- _Available data_
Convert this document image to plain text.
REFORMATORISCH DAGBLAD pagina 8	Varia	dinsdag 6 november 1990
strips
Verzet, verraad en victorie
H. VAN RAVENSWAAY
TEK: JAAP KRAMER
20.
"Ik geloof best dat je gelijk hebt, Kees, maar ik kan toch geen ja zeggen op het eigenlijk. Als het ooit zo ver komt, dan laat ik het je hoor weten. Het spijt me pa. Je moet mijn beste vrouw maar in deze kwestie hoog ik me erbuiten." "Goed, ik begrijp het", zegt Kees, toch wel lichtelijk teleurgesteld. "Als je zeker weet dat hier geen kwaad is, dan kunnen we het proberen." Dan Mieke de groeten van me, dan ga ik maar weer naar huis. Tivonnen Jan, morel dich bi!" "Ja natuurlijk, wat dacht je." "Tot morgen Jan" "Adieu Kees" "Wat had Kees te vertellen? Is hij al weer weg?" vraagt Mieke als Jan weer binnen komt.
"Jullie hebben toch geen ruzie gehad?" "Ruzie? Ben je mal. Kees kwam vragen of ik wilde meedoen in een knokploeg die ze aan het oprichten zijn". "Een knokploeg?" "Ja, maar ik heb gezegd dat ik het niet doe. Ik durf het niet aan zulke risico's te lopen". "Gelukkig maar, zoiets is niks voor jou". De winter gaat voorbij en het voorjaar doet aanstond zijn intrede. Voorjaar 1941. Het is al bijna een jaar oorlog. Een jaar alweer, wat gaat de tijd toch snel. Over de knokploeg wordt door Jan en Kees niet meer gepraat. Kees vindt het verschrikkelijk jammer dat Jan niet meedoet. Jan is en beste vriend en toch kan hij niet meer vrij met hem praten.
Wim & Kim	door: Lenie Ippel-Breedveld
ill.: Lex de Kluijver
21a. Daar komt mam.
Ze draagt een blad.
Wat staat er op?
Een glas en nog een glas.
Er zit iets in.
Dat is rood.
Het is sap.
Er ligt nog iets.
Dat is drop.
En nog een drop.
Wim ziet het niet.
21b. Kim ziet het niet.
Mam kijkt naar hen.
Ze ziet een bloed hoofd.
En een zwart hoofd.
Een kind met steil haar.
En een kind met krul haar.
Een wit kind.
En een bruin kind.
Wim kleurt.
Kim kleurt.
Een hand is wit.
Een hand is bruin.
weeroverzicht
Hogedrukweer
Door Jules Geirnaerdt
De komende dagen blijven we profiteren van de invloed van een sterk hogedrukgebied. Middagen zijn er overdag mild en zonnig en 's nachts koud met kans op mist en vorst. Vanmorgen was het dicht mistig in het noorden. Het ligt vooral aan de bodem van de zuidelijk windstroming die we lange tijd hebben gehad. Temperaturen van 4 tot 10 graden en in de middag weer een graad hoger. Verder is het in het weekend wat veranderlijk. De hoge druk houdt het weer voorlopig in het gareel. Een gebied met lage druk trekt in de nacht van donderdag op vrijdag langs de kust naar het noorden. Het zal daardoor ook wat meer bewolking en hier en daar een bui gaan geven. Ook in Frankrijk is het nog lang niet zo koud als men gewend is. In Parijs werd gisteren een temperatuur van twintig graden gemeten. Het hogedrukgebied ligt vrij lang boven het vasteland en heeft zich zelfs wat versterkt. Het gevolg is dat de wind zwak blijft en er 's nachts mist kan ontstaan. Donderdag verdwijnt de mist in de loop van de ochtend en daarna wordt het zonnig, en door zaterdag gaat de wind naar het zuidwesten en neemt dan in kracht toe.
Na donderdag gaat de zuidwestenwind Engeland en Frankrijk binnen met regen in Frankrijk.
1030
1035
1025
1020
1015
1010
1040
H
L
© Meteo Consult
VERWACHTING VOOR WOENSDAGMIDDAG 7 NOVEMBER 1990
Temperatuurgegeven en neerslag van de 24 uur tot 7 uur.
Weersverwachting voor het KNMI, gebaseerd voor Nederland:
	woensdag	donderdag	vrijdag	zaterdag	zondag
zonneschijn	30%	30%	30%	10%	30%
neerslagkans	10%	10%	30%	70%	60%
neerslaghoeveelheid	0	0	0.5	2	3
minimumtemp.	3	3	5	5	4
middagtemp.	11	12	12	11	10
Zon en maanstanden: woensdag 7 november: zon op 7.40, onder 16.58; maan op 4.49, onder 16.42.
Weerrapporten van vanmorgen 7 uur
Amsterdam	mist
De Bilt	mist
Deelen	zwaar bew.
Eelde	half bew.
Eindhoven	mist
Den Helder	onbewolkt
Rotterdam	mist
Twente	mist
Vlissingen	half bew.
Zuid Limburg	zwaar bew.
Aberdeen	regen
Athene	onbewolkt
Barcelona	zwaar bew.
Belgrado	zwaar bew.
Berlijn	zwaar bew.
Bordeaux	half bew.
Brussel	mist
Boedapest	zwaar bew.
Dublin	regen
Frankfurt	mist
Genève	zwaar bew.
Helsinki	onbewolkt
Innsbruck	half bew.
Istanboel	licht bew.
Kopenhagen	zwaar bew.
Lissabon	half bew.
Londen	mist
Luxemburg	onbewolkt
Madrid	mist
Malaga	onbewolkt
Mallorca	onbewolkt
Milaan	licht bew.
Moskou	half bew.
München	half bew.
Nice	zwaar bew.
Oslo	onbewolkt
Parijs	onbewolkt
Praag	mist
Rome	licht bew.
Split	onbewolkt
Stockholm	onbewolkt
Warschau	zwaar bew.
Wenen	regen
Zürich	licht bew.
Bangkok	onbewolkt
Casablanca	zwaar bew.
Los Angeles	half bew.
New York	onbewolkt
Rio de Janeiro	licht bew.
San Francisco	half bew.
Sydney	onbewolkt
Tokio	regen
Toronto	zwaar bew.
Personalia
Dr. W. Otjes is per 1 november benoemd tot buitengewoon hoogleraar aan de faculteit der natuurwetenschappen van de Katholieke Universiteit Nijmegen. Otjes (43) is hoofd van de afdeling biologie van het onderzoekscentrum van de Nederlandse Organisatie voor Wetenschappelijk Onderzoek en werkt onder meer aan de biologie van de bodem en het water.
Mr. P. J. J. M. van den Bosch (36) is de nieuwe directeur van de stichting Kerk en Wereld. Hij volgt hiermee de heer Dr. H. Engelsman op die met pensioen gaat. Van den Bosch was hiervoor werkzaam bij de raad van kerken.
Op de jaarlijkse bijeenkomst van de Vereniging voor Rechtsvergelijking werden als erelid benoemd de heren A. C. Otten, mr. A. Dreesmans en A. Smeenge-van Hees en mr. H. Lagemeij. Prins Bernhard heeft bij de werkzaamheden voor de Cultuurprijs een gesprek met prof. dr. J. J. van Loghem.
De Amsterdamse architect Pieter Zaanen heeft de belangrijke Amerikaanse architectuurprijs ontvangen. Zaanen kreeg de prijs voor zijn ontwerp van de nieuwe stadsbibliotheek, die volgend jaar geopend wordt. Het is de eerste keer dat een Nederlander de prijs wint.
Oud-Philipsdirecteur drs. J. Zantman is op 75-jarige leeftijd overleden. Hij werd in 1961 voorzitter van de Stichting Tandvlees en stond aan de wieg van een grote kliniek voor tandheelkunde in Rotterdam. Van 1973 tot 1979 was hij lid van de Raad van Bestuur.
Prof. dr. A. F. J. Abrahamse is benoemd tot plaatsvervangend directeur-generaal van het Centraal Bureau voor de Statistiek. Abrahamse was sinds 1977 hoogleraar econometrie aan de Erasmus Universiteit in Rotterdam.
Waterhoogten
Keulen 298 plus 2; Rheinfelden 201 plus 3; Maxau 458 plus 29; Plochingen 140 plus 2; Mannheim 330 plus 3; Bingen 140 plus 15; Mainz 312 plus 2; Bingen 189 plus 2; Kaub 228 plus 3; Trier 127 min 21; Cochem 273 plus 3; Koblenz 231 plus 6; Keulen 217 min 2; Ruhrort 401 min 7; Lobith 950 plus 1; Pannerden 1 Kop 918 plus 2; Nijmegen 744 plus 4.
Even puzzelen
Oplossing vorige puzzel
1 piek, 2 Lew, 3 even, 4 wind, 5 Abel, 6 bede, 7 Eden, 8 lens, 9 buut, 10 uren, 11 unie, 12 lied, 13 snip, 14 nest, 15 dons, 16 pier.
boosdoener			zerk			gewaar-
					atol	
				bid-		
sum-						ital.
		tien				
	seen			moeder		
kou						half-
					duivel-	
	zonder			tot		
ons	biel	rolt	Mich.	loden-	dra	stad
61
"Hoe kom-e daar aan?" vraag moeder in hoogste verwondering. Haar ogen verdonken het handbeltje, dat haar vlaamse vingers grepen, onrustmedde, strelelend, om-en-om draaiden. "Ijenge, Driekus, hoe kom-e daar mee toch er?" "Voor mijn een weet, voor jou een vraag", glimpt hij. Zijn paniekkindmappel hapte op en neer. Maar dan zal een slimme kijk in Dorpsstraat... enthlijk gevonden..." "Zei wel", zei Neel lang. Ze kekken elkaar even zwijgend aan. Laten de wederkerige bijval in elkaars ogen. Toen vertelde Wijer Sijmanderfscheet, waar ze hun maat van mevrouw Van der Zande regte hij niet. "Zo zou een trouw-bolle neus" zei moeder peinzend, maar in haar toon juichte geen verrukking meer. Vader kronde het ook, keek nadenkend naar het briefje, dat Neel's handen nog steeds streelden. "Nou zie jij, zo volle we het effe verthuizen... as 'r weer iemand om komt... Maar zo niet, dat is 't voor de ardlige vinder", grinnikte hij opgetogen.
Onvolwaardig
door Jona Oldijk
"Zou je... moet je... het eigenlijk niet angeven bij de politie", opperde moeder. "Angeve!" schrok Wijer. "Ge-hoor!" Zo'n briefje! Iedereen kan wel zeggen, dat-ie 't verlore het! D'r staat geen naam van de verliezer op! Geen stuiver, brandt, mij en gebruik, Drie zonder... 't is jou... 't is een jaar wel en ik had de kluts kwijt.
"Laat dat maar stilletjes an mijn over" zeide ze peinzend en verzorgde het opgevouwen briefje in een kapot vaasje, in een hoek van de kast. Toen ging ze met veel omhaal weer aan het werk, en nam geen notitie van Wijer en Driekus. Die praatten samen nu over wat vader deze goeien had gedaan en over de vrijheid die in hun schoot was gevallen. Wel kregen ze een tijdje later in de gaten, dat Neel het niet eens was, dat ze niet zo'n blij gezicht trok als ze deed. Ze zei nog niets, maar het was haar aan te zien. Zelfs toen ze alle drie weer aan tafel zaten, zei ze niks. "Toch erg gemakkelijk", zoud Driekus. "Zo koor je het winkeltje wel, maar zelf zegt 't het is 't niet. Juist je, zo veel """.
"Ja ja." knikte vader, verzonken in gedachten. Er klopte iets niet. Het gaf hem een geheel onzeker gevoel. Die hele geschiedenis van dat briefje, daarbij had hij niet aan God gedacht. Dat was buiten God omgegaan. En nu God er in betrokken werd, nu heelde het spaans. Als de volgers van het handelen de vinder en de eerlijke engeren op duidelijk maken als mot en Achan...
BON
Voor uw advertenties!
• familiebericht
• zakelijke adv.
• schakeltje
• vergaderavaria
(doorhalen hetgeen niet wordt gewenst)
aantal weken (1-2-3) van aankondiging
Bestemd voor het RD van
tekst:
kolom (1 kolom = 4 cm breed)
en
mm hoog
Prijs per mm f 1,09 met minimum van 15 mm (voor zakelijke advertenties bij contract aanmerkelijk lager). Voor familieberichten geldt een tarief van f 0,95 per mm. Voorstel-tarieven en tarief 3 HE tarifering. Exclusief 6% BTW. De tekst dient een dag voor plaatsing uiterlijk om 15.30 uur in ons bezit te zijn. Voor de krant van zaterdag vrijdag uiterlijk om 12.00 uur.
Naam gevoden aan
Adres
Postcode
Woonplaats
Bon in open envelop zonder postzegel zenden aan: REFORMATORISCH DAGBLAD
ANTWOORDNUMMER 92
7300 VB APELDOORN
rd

- _Exercise_
Tell how many lines in the records above contain "zwaar", giving the number and no other words.

- _Exercise answer_
12